• **Your objective**: Repeat the listing in full, exactly as it stands.
• • • •
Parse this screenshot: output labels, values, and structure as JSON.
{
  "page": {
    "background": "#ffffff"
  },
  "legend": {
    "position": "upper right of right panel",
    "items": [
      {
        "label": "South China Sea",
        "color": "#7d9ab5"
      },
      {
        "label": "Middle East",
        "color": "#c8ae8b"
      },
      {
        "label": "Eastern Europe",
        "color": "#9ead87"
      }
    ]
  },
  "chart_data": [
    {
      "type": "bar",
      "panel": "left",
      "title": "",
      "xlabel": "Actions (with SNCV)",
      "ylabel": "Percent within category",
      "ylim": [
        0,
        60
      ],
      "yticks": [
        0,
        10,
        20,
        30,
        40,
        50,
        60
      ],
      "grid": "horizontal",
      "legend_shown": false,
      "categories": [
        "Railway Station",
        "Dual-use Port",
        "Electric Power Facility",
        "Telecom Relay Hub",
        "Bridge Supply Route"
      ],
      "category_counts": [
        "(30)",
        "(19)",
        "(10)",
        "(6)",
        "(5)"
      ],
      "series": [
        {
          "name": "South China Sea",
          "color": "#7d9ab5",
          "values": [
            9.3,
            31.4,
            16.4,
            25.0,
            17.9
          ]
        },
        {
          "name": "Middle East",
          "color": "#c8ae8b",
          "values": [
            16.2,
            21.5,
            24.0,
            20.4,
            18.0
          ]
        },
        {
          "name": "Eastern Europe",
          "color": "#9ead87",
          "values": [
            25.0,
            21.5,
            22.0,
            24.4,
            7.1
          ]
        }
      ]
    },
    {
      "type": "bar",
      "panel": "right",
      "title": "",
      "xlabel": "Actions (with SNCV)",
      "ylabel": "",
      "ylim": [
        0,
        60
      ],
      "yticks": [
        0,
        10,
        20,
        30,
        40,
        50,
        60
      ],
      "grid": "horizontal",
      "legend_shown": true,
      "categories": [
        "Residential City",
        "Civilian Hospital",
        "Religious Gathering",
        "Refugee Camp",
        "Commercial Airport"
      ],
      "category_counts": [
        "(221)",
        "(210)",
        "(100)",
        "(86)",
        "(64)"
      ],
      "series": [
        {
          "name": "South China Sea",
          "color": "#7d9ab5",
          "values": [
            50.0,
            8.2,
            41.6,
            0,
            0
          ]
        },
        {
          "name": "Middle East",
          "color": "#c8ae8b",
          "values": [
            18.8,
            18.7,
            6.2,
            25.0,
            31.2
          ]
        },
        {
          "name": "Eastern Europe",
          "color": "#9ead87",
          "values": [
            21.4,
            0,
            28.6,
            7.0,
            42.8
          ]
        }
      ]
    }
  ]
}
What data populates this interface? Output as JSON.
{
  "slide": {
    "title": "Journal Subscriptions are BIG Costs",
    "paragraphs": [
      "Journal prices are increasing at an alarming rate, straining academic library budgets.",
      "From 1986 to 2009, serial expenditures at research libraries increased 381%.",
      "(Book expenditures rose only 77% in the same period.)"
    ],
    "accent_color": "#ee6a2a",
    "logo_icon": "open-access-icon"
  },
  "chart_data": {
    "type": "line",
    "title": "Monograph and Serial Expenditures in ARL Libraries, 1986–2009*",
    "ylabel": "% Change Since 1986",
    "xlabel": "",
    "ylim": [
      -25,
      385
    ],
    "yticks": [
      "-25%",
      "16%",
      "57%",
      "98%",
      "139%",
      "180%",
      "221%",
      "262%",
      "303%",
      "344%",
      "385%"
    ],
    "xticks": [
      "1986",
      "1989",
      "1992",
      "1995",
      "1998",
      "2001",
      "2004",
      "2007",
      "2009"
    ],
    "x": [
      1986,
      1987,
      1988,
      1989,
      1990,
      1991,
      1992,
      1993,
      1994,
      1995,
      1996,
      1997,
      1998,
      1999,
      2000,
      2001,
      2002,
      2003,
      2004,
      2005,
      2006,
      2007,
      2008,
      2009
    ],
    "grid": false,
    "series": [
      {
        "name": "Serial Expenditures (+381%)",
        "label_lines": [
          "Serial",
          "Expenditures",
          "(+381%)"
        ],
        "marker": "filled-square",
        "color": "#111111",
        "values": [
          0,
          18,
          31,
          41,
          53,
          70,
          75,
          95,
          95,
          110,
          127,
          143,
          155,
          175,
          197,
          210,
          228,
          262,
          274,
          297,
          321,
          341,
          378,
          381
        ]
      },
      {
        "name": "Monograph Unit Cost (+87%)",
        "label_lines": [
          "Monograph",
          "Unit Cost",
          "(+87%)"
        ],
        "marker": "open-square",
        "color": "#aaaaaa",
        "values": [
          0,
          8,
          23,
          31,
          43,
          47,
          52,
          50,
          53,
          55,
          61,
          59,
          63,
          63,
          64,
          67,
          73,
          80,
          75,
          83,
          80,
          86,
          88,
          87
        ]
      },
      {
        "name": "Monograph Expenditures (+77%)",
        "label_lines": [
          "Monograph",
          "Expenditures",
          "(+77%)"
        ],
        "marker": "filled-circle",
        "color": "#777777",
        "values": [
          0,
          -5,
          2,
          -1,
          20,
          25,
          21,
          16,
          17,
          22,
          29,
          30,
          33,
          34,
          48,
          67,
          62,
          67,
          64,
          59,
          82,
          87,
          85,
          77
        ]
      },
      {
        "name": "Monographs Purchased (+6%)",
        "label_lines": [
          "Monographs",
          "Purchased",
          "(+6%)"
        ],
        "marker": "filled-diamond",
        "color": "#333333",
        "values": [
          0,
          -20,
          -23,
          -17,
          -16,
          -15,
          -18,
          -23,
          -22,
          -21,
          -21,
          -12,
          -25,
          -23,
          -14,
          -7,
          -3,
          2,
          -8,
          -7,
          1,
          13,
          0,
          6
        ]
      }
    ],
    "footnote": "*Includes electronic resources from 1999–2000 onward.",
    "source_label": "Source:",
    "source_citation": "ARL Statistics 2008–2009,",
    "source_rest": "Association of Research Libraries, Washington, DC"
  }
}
• • • •
• **Exercise solution**:
Parse this screenshot: output labels, values, and structure as JSON.
{
  "page": {
    "background": "#ffffff"
  },
  "legend": {
    "position": "upper right of right panel",
    "items": [
      {
        "label": "South China Sea",
        "color": "#7d9ab5"
      },
      {
        "label": "Middle East",
        "color": "#c8ae8b"
      },
      {
        "label": "Eastern Europe",
        "color": "#9ead87"
      }
    ]
  },
  "chart_data": [
    {
      "type": "bar",
      "panel": "left",
      "title": "",
      "xlabel": "Actions (with SNCV)",
      "ylabel": "Percent within category",
      "ylim": [
        0,
        60
      ],
      "yticks": [
        0,
        10,
        20,
        30,
        40,
        50,
        60
      ],
      "grid": "horizontal",
      "legend_shown": false,
      "categories": [
        "Railway Station",
        "Dual-use Port",
        "Electric Power Facility",
        "Telecom Relay Hub",
        "Bridge Supply Route"
      ],
      "category_counts": [
        "(30)",
        "(19)",
        "(10)",
        "(6)",
        "(5)"
      ],
      "series": [
        {
          "name": "South China Sea",
          "color": "#7d9ab5",
          "values": [
            9.3,
            31.4,
            16.4,
            25.0,
            17.9
          ]
        },
        {
          "name": "Middle East",
          "color": "#c8ae8b",
          "values": [
            16.2,
            21.5,
            24.0,
            20.4,
            18.0
          ]
        },
        {
          "name": "Eastern Europe",
          "color": "#9ead87",
          "values": [
            25.0,
            21.5,
            22.0,
            24.4,
            7.1
          ]
        }
      ]
    },
    {
      "type": "bar",
      "panel": "right",
      "title": "",
      "xlabel": "Actions (with SNCV)",
      "ylabel": "",
      "ylim": [
        0,
        60
      ],
      "yticks": [
        0,
        10,
        20,
        30,
        40,
        50,
        60
      ],
      "grid": "horizontal",
      "legend_shown": true,
      "categories": [
        "Residential City",
        "Civilian Hospital",
        "Religious Gathering",
        "Refugee Camp",
        "Commercial Airport"
      ],
      "category_counts": [
        "(221)",
        "(210)",
        "(100)",
        "(86)",
        "(64)"
      ],
      "series": [
        {
          "name": "South China Sea",
          "color": "#7d9ab5",
          "values": [
            50.0,
            8.2,
            41.6,
            0,
            0
          ]
        },
        {
          "name": "Middle East",
          "color": "#c8ae8b",
          "values": [
            18.8,
            18.7,
            6.2,
            25.0,
            31.2
          ]
        },
        {
          "name": "Eastern Europe",
          "color": "#9ead87",
          "values": [
            21.4,
            0,
            28.6,
            7.0,
            42.8
          ]
        }
      ]
    }
  ]
}
What data populates this interface? Output as JSON.
{
  "slide": {
    "title": "Journal Subscriptions are BIG Costs",
    "paragraphs": [
      "Journal prices are increasing at an alarming rate, straining academic library budgets.",
      "From 1986 to 2009, serial expenditures at research libraries increased 381%.",
      "(Book expenditures rose only 77% in the same period.)"
    ],
    "accent_color": "#ee6a2a",
    "logo_icon": "open-access-icon"
  },
  "chart_data": {
    "type": "line",
    "title": "Monograph and Serial Expenditures in ARL Libraries, 1986–2009*",
    "ylabel": "% Change Since 1986",
    "xlabel": "",
    "ylim": [
      -25,
      385
    ],
    "yticks": [
      "-25%",
      "16%",
      "57%",
      "98%",
      "139%",
      "180%",
      "221%",
      "262%",
      "303%",
      "344%",
      "385%"
    ],
    "xticks": [
      "1986",
      "1989",
      "1992",
      "1995",
      "1998",
      "2001",
      "2004",
      "2007",
      "2009"
    ],
    "x": [
      1986,
      1987,
      1988,
      1989,
      1990,
      1991,
      1992,
      1993,
      1994,
      1995,
      1996,
      1997,
      1998,
      1999,
      2000,
      2001,
      2002,
      2003,
      2004,
      2005,
      2006,
      2007,
      2008,
      2009
    ],
    "grid": false,
    "series": [
      {
        "name": "Serial Expenditures (+381%)",
        "label_lines": [
          "Serial",
          "Expenditures",
          "(+381%)"
        ],
        "marker": "filled-square",
        "color": "#111111",
        "values": [
          0,
          18,
          31,
          41,
          53,
          70,
          75,
          95,
          95,
          110,
          127,
          143,
          155,
          175,
          197,
          210,
          228,
          262,
          274,
          297,
          321,
          341,
          378,
          381
        ]
      },
      {
        "name": "Monograph Unit Cost (+87%)",
        "label_lines": [
          "Monograph",
          "Unit Cost",
          "(+87%)"
        ],
        "marker": "open-square",
        "color": "#aaaaaa",
        "values": [
          0,
          8,
          23,
          31,
          43,
          47,
          52,
          50,
          53,
          55,
          61,
          59,
          63,
          63,
          64,
          67,
          73,
          80,
          75,
          83,
          80,
          86,
          88,
          87
        ]
      },
      {
        "name": "Monograph Expenditures (+77%)",
        "label_lines": [
          "Monograph",
          "Expenditures",
          "(+77%)"
        ],
        "marker": "filled-circle",
        "color": "#777777",
        "values": [
          0,
          -5,
          2,
          -1,
          20,
          25,
          21,
          16,
          17,
          22,
          29,
          30,
          33,
          34,
          48,
          67,
          62,
          67,
          64,
          59,
          82,
          87,
          85,
          77
        ]
      },
      {
        "name": "Monographs Purchased (+6%)",
        "label_lines": [
          "Monographs",
          "Purchased",
          "(+6%)"
        ],
        "marker": "filled-diamond",
        "color": "#333333",
        "values": [
          0,
          -20,
          -23,
          -17,
          -16,
          -15,
          -18,
          -23,
          -22,
          -21,
          -21,
          -12,
          -25,
          -23,
          -14,
          -7,
          -3,
          2,
          -8,
          -7,
          1,
          13,
          0,
          6
        ]
      }
    ],
    "footnote": "*Includes electronic resources from 1999–2000 onward.",
    "source_label": "Source:",
    "source_citation": "ARL Statistics 2008–2009,",
    "source_rest": "Association of Research Libraries, Washington, DC"
  }
}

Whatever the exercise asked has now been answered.